Exercise input>
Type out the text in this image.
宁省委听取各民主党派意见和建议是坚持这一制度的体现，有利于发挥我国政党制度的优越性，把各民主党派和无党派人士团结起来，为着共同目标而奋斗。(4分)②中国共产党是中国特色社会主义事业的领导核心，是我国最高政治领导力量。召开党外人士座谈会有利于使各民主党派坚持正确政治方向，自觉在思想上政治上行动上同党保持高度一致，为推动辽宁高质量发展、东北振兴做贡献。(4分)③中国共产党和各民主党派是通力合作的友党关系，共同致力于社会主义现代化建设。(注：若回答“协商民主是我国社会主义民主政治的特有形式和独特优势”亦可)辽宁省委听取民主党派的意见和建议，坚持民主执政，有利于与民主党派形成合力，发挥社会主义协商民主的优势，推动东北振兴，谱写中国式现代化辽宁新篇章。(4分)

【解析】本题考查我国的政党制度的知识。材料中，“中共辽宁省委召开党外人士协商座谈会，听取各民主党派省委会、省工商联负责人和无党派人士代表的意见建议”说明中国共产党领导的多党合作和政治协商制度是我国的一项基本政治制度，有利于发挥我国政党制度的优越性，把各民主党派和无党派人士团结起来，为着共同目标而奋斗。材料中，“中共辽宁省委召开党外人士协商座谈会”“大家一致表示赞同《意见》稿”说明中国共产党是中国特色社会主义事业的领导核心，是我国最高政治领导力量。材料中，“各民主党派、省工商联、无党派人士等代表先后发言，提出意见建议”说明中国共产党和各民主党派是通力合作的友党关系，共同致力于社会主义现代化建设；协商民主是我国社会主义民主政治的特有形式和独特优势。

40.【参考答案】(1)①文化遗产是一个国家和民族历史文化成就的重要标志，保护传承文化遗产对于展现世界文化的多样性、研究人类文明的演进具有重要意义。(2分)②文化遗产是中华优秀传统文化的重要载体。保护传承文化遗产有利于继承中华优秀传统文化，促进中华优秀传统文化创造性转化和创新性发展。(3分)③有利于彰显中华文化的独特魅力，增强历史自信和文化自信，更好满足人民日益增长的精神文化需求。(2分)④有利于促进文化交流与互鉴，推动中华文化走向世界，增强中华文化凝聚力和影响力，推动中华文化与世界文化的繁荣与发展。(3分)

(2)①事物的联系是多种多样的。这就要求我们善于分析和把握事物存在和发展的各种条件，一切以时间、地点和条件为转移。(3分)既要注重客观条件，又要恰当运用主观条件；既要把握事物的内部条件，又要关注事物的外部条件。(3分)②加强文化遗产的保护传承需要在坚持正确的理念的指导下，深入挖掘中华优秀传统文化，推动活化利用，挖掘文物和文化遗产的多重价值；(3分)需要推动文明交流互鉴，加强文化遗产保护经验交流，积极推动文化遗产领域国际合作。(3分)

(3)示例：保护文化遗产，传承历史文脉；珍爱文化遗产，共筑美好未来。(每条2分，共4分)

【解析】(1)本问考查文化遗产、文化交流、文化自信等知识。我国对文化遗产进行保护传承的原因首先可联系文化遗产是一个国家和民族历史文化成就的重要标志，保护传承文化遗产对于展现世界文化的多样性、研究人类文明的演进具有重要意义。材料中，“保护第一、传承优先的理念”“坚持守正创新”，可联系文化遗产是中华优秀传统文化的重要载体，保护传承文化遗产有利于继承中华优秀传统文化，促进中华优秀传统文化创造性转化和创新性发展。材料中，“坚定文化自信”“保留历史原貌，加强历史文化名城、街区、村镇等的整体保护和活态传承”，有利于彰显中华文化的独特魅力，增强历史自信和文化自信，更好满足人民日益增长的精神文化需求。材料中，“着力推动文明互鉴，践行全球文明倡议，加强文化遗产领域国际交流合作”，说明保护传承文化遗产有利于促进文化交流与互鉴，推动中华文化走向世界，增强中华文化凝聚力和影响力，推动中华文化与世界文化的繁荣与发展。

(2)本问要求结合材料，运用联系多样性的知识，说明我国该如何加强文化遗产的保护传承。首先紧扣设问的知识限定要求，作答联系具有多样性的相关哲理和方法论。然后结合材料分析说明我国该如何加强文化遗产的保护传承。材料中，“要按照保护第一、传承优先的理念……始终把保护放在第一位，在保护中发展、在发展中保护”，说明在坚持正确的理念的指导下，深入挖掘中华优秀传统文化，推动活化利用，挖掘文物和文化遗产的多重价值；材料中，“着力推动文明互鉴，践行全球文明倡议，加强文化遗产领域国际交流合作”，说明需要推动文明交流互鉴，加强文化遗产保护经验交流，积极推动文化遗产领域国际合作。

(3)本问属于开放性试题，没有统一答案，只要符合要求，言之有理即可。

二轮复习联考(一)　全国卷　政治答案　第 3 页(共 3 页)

Task directions>
Scan the records for the string "挖掘文物和文化遗产的多重价值". Copy each line in which it appears.

Task solution>
(2)①事物的联系是多种多样的。这就要求我们善于分析和把握事物存在和发展的各种条件，一切以时间、地点和条件为转移。(3分)既要注重客观条件，又要恰当运用主观条件；既要把握事物的内部条件，又要关注事物的外部条件。(3分)②加强文化遗产的保护传承需要在坚持正确的理念的指导下，深入挖掘中华优秀传统文化，推动活化利用，挖掘文物和文化遗产的多重价值；(3分)需要推动文明交流互鉴，加强文化遗产保护经验交流，积极推动文化遗产领域国际合作。(3分)
(2)本问要求结合材料，运用联系多样性的知识，说明我国该如何加强文化遗产的保护传承。首先紧扣设问的知识限定要求，作答联系具有多样性的相关哲理和方法论。然后结合材料分析说明我国该如何加强文化遗产的保护传承。材料中，“要按照保护第一、传承优先的理念……始终把保护放在第一位，在保护中发展、在发展中保护”，说明在坚持正确的理念的指导下，深入挖掘中华优秀传统文化，推动活化利用，挖掘文物和文化遗产的多重价值；材料中，“着力推动文明互鉴，践行全球文明倡议，加强文化遗产领域国际交流合作”，说明需要推动文明交流互鉴，加强文化遗产保护经验交流，积极推动文化遗产领域国际合作。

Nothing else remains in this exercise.